The exercise -
All entries should be output exactly as they stand.

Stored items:
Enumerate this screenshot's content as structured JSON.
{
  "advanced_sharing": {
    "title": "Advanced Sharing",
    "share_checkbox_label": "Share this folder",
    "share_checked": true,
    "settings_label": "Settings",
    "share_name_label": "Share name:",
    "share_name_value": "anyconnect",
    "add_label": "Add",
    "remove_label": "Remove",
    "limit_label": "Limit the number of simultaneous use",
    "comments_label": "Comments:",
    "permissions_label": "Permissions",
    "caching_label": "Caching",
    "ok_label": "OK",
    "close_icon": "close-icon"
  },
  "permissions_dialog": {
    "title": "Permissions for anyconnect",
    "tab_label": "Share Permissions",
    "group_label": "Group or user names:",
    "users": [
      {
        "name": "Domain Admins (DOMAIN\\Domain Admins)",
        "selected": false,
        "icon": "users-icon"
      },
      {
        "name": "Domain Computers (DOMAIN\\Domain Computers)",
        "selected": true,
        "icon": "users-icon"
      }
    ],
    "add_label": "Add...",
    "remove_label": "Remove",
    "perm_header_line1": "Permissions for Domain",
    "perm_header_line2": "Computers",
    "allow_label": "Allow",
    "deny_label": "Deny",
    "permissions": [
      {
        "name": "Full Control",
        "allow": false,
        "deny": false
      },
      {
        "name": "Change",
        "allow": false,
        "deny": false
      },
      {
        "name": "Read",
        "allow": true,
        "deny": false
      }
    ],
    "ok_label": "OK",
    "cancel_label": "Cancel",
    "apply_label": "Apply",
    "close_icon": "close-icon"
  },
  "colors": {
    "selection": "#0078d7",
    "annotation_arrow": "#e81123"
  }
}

Response to this exercise -
Enumerate this screenshot's content as structured JSON.
{
  "advanced_sharing": {
    "title": "Advanced Sharing",
    "share_checkbox_label": "Share this folder",
    "share_checked": true,
    "settings_label": "Settings",
    "share_name_label": "Share name:",
    "share_name_value": "anyconnect",
    "add_label": "Add",
    "remove_label": "Remove",
    "limit_label": "Limit the number of simultaneous use",
    "comments_label": "Comments:",
    "permissions_label": "Permissions",
    "caching_label": "Caching",
    "ok_label": "OK",
    "close_icon": "close-icon"
  },
  "permissions_dialog": {
    "title": "Permissions for anyconnect",
    "tab_label": "Share Permissions",
    "group_label": "Group or user names:",
    "users": [
      {
        "name": "Domain Admins (DOMAIN\\Domain Admins)",
        "selected": false,
        "icon": "users-icon"
      },
      {
        "name": "Domain Computers (DOMAIN\\Domain Computers)",
        "selected": true,
        "icon": "users-icon"
      }
    ],
    "add_label": "Add...",
    "remove_label": "Remove",
    "perm_header_line1": "Permissions for Domain",
    "perm_header_line2": "Computers",
    "allow_label": "Allow",
    "deny_label": "Deny",
    "permissions": [
      {
        "name": "Full Control",
        "allow": false,
        "deny": false
      },
      {
        "name": "Change",
        "allow": false,
        "deny": false
      },
      {
        "name": "Read",
        "allow": true,
        "deny": false
      }
    ],
    "ok_label": "OK",
    "cancel_label": "Cancel",
    "apply_label": "Apply",
    "close_icon": "close-icon"
  },
  "colors": {
    "selection": "#0078d7",
    "annotation_arrow": "#e81123"
  }
}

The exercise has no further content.